Required task: Track down the lines that contain "Output" and copy them.

= = = = = = =

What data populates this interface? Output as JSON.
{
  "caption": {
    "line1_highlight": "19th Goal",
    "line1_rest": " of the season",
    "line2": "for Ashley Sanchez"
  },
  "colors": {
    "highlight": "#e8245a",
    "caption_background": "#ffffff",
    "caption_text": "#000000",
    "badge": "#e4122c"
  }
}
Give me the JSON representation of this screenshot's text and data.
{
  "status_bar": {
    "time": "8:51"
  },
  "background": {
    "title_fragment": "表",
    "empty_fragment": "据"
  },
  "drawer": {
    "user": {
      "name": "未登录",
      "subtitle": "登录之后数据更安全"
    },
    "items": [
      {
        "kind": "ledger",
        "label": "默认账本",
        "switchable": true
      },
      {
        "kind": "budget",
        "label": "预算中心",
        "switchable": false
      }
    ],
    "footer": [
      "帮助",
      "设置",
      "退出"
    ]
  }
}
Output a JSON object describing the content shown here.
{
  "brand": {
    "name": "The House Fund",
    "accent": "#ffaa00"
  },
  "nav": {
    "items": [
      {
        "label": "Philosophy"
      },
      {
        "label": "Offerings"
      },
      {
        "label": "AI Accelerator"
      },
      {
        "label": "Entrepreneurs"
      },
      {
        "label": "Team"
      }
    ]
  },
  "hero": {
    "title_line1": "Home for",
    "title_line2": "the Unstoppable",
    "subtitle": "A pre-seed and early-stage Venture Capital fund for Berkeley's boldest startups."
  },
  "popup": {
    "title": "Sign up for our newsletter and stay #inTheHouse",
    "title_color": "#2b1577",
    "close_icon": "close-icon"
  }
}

= = = = = = =

Full answer:
What data populates this interface? Output as JSON.
Output a JSON object describing the content shown here.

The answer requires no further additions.